■ **TASK DETAILS**:
Go through the data below and gather each line containing "source".

■ **RECORD LIST**:
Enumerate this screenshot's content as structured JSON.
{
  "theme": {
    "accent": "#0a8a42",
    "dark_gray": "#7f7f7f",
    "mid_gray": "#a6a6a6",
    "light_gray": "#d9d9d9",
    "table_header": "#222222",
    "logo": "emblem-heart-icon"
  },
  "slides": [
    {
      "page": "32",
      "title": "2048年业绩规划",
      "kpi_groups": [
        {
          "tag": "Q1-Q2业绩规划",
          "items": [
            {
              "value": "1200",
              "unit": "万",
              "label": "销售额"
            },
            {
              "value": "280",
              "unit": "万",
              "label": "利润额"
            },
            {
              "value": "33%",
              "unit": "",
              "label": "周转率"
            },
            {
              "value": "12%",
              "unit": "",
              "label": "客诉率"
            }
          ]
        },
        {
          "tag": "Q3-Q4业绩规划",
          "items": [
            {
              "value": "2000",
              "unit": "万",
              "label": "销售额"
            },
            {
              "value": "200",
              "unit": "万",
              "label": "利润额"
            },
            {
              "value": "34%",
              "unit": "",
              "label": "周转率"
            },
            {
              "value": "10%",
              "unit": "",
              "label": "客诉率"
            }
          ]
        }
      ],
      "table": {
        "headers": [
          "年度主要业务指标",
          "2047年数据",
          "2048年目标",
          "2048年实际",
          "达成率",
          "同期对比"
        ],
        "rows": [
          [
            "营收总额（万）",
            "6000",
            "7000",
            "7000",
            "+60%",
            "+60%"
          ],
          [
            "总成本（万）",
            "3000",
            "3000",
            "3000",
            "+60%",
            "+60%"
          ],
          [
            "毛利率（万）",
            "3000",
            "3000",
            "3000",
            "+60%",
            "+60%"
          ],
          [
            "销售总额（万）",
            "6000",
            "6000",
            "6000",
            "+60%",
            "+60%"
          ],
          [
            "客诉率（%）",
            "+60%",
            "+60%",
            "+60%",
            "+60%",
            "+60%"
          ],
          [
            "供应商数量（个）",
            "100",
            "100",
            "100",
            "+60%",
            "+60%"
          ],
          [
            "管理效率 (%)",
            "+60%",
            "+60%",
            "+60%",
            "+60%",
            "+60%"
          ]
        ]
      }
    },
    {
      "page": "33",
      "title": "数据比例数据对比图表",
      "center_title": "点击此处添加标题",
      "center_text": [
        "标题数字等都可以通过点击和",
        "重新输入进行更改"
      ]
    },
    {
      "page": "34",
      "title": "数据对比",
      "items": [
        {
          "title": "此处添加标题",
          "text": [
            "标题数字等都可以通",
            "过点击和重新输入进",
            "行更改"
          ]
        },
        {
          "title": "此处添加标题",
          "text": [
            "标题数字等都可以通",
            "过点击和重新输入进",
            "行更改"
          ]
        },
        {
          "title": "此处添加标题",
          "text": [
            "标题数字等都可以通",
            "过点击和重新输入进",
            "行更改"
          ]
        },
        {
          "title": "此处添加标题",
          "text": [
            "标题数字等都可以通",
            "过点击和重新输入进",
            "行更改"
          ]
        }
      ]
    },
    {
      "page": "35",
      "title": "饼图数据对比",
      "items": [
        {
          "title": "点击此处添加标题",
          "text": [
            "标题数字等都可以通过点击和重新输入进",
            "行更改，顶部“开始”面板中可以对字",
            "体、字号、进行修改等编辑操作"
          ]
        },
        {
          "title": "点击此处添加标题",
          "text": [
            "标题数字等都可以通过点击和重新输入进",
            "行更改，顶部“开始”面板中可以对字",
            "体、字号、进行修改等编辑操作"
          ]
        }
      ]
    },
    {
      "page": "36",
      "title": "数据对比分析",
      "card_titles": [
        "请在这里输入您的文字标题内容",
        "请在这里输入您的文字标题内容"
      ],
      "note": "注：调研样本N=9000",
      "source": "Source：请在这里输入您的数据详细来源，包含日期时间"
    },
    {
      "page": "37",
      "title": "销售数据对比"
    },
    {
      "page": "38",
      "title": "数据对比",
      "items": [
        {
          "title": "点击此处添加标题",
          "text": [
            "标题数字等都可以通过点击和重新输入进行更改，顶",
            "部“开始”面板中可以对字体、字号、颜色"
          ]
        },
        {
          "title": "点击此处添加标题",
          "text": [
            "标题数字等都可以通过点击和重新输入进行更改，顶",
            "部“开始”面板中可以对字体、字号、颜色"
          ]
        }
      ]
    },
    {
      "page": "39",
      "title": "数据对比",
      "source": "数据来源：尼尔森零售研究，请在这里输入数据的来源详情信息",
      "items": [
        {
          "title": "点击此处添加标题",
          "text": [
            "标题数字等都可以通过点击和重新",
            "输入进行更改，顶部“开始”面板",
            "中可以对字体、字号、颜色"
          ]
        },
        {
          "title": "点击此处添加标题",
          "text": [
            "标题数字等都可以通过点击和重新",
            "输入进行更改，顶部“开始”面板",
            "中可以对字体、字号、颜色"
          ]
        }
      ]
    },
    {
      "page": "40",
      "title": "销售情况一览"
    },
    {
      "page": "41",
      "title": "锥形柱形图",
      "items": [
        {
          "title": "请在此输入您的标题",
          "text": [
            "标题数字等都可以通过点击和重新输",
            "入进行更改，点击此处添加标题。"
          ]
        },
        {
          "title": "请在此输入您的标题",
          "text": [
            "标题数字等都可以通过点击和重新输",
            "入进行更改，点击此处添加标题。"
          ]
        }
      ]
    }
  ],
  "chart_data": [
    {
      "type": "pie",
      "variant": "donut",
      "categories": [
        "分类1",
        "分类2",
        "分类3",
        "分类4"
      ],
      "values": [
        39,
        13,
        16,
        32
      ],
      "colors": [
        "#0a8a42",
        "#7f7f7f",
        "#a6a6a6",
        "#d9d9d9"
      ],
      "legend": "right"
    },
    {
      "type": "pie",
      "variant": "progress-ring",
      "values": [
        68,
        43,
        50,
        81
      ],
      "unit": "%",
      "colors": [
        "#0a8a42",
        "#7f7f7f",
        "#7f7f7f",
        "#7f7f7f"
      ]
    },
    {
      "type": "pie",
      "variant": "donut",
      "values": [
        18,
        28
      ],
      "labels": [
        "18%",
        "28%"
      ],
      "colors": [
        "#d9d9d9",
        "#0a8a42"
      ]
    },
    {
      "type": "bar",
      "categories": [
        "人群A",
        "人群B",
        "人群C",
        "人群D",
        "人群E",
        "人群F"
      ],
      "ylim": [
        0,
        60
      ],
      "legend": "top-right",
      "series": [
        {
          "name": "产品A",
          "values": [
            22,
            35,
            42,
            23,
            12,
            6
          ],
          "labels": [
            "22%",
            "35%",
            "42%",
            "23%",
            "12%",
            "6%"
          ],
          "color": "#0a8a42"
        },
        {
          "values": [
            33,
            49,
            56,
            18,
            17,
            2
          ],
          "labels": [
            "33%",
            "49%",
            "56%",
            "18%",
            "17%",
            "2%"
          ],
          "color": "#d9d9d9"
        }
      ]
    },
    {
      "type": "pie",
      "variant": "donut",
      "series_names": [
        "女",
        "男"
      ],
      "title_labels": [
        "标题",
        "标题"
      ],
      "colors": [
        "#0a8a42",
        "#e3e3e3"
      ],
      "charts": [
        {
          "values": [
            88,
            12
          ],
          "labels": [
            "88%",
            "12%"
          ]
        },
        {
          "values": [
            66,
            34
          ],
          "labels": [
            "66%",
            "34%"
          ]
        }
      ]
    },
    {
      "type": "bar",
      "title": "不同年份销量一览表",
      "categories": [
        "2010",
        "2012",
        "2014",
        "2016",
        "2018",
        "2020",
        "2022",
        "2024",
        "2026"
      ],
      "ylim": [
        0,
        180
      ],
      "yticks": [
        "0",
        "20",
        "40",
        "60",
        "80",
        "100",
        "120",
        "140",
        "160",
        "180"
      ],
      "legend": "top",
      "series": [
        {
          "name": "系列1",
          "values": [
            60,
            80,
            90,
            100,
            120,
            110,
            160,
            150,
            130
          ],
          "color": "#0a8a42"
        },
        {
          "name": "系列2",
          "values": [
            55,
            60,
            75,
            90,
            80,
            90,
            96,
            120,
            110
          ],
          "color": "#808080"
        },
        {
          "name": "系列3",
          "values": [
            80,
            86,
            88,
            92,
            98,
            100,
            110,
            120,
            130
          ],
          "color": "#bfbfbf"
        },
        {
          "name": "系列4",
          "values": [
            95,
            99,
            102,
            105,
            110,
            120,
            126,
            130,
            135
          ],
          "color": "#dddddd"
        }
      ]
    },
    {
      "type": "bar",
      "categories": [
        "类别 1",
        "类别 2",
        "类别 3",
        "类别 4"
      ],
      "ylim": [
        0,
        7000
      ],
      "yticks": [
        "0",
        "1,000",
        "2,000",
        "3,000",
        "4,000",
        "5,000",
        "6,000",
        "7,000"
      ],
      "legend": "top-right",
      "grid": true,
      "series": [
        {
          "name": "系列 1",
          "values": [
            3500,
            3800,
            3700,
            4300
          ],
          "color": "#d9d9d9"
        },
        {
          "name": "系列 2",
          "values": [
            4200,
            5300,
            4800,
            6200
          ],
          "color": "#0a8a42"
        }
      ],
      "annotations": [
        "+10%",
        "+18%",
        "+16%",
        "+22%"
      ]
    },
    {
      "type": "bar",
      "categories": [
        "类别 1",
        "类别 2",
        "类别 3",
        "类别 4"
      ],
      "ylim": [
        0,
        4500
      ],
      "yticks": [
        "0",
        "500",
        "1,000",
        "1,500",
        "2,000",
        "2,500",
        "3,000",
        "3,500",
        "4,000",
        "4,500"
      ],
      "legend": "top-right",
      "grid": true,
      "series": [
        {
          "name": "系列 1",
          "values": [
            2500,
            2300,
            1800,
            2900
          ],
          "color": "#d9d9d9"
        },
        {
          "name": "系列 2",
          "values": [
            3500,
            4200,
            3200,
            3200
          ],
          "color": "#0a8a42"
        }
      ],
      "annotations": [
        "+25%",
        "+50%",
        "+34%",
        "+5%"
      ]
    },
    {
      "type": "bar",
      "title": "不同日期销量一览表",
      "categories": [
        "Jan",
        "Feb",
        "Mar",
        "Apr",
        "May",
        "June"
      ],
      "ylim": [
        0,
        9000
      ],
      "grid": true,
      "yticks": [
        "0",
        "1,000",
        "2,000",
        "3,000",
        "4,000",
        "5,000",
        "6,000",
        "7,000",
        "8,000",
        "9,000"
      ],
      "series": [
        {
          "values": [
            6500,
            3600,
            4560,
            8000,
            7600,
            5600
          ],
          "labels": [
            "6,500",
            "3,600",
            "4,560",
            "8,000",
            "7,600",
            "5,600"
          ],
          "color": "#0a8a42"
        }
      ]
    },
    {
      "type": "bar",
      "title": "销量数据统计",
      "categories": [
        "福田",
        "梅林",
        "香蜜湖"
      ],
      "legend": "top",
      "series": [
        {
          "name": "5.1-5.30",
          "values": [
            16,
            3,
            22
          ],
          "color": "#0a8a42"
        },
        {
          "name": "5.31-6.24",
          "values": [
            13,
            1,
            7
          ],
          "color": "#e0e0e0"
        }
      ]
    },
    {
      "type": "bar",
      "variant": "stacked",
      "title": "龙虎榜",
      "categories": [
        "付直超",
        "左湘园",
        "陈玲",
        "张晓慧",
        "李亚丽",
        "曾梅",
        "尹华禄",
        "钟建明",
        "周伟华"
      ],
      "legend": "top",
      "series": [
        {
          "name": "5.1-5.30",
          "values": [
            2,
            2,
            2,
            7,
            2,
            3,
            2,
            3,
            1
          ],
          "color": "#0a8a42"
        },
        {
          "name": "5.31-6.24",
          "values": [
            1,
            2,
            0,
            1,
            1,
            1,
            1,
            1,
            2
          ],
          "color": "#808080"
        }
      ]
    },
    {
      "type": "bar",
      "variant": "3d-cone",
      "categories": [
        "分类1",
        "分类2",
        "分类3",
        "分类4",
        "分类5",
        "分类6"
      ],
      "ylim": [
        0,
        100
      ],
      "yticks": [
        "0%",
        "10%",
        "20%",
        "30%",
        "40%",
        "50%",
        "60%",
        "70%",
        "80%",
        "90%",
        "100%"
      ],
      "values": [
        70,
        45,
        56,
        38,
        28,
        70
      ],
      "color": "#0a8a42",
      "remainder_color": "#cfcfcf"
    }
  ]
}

■ **EXERCISE ANSWER**:
      "source": "Source：请在这里输入您的数据详细来源，包含日期时间"
      "source": "数据来源：尼尔森零售研究，请在这里输入数据的来源详情信息",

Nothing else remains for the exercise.